### Supplied records
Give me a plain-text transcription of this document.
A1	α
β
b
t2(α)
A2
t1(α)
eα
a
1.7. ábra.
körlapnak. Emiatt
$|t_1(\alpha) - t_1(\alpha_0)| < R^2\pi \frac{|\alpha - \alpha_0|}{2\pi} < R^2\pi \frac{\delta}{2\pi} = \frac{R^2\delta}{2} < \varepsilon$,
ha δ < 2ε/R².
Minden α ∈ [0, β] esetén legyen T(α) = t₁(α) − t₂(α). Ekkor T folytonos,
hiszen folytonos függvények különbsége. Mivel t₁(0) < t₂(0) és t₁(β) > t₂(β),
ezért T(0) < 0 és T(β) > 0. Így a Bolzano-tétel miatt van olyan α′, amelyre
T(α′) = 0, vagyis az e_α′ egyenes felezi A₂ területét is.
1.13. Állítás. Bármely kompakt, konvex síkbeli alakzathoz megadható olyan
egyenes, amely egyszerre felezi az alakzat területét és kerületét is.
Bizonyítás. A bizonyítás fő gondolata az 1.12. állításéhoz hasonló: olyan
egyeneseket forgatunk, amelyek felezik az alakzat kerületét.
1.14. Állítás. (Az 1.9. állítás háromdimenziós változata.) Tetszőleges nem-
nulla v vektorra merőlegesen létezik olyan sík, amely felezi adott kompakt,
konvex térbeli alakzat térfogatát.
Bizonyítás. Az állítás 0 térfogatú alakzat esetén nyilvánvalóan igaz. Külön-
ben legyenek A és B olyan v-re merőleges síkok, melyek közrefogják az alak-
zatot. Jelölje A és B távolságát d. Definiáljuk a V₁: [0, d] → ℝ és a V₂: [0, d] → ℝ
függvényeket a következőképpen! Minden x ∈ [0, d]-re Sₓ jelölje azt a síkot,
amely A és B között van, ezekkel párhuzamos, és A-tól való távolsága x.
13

### What is being asked
Give the records above again, word for word.

### Final result
Give me a plain-text transcription of this document.
A1	α
β
b
t2(α)
A2
t1(α)
eα
a
1.7. ábra.
körlapnak. Emiatt
$|t_1(\alpha) - t_1(\alpha_0)| < R^2\pi \frac{|\alpha - \alpha_0|}{2\pi} < R^2\pi \frac{\delta}{2\pi} = \frac{R^2\delta}{2} < \varepsilon$,
ha δ < 2ε/R².
Minden α ∈ [0, β] esetén legyen T(α) = t₁(α) − t₂(α). Ekkor T folytonos,
hiszen folytonos függvények különbsége. Mivel t₁(0) < t₂(0) és t₁(β) > t₂(β),
ezért T(0) < 0 és T(β) > 0. Így a Bolzano-tétel miatt van olyan α′, amelyre
T(α′) = 0, vagyis az e_α′ egyenes felezi A₂ területét is.
1.13. Állítás. Bármely kompakt, konvex síkbeli alakzathoz megadható olyan
egyenes, amely egyszerre felezi az alakzat területét és kerületét is.
Bizonyítás. A bizonyítás fő gondolata az 1.12. állításéhoz hasonló: olyan
egyeneseket forgatunk, amelyek felezik az alakzat kerületét.
1.14. Állítás. (Az 1.9. állítás háromdimenziós változata.) Tetszőleges nem-
nulla v vektorra merőlegesen létezik olyan sík, amely felezi adott kompakt,
konvex térbeli alakzat térfogatát.
Bizonyítás. Az állítás 0 térfogatú alakzat esetén nyilvánvalóan igaz. Külön-
ben legyenek A és B olyan v-re merőleges síkok, melyek közrefogják az alak-
zatot. Jelölje A és B távolságát d. Definiáljuk a V₁: [0, d] → ℝ és a V₂: [0, d] → ℝ
függvényeket a következőképpen! Minden x ∈ [0, d]-re Sₓ jelölje azt a síkot,
amely A és B között van, ezekkel párhuzamos, és A-tól való távolsága x.
13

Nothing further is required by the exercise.